= TASK OBJECTIVE =
Show all lines holding "cazador".
+++ DATA FOR THIS TASK +++
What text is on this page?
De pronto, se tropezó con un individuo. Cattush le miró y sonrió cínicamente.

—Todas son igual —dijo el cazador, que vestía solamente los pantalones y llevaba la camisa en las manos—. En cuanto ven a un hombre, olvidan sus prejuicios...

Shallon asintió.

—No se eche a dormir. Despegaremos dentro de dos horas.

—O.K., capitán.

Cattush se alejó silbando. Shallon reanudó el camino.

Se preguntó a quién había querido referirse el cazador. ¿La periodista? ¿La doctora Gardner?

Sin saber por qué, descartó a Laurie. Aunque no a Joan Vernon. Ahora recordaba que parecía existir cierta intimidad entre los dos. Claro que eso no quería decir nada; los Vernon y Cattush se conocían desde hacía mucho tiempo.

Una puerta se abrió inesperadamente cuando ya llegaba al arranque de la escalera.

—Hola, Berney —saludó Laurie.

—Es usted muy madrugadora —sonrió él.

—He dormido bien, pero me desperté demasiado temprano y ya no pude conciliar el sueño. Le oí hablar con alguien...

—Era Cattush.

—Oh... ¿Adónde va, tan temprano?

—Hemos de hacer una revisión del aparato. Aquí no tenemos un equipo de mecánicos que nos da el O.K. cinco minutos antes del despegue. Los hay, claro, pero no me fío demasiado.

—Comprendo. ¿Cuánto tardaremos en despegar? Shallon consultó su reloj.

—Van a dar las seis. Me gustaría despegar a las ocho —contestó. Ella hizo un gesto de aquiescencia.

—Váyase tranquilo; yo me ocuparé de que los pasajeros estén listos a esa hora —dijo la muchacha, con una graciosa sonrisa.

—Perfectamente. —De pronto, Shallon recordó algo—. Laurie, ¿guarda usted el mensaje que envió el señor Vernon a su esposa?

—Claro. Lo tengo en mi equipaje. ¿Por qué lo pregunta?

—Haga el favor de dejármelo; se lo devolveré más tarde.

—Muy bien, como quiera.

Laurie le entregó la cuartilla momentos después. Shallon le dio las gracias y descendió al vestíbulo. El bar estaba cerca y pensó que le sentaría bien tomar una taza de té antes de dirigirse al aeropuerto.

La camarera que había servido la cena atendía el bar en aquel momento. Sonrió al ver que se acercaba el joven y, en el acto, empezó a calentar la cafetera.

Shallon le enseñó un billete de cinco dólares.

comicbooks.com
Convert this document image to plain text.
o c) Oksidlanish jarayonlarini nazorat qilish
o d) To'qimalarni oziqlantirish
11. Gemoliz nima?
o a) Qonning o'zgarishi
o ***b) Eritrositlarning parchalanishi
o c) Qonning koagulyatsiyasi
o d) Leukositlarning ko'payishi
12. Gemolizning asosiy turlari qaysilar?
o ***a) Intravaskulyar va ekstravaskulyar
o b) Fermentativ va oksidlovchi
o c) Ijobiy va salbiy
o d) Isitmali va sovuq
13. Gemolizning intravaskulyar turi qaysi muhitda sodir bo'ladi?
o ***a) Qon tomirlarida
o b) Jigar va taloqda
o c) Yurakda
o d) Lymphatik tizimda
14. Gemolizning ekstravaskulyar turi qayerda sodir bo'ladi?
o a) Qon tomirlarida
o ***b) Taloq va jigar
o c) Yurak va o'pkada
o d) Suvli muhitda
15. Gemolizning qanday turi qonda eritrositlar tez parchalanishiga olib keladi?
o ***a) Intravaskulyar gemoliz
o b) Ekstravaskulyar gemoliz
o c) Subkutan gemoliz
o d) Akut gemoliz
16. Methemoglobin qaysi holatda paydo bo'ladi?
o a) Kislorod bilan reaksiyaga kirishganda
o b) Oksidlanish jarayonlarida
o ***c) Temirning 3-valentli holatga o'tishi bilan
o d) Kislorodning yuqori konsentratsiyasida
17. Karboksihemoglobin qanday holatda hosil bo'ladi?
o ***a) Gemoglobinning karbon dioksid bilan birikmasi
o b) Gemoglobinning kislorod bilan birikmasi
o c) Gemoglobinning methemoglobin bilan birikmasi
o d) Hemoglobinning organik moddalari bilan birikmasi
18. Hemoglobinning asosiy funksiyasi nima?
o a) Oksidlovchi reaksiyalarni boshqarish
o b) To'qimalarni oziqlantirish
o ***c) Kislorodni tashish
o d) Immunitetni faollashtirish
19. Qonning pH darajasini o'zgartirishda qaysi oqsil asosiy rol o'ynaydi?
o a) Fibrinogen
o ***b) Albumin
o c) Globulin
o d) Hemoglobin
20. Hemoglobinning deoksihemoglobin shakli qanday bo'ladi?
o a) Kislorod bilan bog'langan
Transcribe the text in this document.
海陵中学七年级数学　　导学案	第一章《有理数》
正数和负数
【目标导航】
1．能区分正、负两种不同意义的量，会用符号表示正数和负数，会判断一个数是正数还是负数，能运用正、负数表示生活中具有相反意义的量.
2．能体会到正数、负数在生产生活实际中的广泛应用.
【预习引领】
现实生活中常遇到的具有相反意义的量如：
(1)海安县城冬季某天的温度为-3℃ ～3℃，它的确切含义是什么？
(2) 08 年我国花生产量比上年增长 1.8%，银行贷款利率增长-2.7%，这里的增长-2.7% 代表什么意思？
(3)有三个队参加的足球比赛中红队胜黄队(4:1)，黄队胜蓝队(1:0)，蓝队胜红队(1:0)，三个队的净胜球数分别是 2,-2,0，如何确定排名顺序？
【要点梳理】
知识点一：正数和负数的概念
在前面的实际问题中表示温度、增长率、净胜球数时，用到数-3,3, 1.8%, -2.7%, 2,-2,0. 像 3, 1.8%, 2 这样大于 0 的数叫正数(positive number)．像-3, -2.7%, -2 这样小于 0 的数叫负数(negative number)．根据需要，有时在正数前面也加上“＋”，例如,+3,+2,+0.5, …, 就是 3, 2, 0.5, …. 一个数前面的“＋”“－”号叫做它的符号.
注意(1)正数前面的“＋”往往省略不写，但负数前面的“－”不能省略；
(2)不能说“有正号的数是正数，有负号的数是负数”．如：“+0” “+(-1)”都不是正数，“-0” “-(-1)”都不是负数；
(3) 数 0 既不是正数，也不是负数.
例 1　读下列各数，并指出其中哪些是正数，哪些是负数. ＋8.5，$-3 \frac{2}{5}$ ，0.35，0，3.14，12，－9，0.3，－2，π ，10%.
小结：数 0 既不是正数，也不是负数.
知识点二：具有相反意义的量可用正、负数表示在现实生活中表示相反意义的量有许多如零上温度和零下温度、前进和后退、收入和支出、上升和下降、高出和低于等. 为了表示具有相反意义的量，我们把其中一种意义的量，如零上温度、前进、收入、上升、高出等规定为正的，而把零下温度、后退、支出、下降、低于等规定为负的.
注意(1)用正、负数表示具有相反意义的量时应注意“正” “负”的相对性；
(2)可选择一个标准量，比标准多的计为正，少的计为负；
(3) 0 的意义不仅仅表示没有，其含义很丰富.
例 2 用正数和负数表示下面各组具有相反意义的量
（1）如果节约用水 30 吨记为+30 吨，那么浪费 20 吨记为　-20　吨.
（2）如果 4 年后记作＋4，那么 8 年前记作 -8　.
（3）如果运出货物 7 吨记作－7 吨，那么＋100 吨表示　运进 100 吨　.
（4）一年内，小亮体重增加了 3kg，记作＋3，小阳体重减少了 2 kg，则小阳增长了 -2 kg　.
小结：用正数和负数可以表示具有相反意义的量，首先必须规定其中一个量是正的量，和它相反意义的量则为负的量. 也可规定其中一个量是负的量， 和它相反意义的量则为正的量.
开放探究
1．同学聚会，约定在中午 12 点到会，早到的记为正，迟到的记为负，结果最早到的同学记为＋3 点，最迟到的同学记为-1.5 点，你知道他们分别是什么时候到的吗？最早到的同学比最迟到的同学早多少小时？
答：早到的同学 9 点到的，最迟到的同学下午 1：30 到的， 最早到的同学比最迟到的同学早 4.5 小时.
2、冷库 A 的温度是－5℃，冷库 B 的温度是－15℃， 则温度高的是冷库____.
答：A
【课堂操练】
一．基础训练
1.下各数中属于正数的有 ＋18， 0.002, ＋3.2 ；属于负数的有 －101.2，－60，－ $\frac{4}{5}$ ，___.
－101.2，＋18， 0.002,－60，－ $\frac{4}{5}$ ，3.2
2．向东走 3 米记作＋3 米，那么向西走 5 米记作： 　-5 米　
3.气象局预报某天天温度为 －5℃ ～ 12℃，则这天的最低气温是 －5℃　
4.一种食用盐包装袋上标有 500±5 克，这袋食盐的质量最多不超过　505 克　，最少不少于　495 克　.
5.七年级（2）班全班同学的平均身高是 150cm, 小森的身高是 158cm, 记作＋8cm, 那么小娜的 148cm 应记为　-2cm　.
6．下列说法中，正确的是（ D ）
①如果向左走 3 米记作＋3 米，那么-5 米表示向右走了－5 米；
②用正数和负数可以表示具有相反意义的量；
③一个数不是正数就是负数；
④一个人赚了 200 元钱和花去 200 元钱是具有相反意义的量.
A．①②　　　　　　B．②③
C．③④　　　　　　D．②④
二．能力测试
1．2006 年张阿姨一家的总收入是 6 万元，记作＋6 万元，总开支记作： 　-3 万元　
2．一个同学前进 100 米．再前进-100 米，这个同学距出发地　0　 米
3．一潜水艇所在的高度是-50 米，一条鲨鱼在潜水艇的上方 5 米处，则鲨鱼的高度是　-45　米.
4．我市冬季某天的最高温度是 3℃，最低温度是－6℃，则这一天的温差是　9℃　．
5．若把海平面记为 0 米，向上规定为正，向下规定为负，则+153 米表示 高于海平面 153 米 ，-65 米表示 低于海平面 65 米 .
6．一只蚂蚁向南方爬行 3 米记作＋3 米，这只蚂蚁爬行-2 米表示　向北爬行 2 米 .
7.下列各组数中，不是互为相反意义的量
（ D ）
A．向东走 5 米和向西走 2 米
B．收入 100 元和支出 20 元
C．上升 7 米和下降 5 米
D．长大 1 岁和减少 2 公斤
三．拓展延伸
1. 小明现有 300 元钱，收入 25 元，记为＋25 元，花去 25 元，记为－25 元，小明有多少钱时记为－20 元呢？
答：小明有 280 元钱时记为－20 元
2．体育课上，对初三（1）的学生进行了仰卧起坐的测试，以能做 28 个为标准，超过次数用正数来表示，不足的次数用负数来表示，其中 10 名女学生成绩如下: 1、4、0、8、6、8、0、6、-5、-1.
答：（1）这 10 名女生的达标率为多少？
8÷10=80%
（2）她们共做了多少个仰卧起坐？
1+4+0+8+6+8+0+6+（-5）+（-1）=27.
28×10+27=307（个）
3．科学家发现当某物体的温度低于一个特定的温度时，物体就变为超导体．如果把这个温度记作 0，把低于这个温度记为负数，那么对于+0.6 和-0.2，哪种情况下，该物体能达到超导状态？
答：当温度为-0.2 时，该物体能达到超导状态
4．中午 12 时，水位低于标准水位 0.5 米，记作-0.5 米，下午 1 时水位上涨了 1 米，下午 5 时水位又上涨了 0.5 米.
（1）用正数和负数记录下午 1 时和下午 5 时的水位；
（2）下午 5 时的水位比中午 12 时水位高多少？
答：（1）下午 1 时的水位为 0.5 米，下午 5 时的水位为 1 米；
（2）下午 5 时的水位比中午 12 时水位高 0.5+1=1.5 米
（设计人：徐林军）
+++
= RESPONSE BELOW =
—Todas son igual —dijo el cazador, que vestía solamente los pantalones y llevaba la camisa en las manos—. En cuanto ven a un hombre, olvidan sus prejuicios...
Se preguntó a quién había querido referirse el cazador. ¿La periodista? ¿La doctora Gardner?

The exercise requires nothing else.